What the exercise asks = Every line containing the string "list" is to be copied from the records.

--- Extracted records ---

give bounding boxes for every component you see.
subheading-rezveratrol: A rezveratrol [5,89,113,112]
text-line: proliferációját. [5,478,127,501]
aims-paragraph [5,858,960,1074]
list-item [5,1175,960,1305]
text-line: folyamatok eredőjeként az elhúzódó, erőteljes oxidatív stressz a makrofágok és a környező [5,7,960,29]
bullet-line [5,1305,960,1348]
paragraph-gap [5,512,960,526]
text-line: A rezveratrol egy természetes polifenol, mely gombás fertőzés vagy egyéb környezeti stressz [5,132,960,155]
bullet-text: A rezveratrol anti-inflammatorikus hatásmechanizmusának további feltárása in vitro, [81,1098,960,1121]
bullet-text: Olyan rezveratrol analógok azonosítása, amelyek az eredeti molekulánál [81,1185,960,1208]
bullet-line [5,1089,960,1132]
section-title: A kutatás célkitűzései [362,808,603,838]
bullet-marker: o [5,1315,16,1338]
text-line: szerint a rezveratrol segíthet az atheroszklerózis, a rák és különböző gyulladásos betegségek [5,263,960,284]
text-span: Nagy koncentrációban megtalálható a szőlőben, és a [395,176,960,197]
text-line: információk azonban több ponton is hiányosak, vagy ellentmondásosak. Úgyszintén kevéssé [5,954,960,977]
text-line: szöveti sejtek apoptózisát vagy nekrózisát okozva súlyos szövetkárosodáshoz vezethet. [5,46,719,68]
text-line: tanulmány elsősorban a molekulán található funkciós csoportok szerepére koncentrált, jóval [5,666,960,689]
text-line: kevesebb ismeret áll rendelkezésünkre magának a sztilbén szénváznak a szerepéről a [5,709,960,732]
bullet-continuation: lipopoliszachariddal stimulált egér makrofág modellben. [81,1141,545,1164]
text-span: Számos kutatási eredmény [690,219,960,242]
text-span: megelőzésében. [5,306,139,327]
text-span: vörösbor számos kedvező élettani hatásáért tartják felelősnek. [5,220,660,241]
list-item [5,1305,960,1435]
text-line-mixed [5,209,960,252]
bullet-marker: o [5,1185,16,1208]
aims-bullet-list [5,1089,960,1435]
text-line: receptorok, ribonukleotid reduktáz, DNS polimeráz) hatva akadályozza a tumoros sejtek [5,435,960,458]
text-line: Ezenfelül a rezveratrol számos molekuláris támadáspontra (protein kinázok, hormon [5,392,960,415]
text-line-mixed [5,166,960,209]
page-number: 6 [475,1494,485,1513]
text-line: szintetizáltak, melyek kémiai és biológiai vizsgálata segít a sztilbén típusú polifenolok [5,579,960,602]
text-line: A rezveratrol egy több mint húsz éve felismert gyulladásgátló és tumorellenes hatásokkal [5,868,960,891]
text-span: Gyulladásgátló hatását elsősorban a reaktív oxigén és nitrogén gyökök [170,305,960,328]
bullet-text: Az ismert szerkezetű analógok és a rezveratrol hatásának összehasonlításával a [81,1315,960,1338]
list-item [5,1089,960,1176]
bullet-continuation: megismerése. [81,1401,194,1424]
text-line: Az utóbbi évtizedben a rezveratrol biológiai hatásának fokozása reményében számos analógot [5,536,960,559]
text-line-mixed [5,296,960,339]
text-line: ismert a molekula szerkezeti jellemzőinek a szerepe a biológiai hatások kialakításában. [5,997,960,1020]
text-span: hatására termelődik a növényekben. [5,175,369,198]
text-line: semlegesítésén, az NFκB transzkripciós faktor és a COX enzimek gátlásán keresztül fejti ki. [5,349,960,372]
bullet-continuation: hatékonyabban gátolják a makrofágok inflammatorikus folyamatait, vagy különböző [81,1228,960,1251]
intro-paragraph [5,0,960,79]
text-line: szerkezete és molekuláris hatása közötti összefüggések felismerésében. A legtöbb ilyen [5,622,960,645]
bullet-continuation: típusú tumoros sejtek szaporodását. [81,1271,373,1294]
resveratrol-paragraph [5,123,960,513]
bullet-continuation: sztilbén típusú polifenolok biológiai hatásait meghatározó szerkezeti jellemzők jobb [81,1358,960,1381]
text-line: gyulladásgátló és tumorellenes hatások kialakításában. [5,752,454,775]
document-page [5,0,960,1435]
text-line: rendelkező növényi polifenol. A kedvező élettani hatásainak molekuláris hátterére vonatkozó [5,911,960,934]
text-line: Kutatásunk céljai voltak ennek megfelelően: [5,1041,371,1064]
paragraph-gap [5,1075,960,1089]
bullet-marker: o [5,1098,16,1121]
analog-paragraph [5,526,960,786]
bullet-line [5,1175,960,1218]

---

Answer to this exercise =
list-item [5,1175,960,1305]
list-item [5,1305,960,1435]
aims-bullet-list [5,1089,960,1435]
list-item [5,1089,960,1176]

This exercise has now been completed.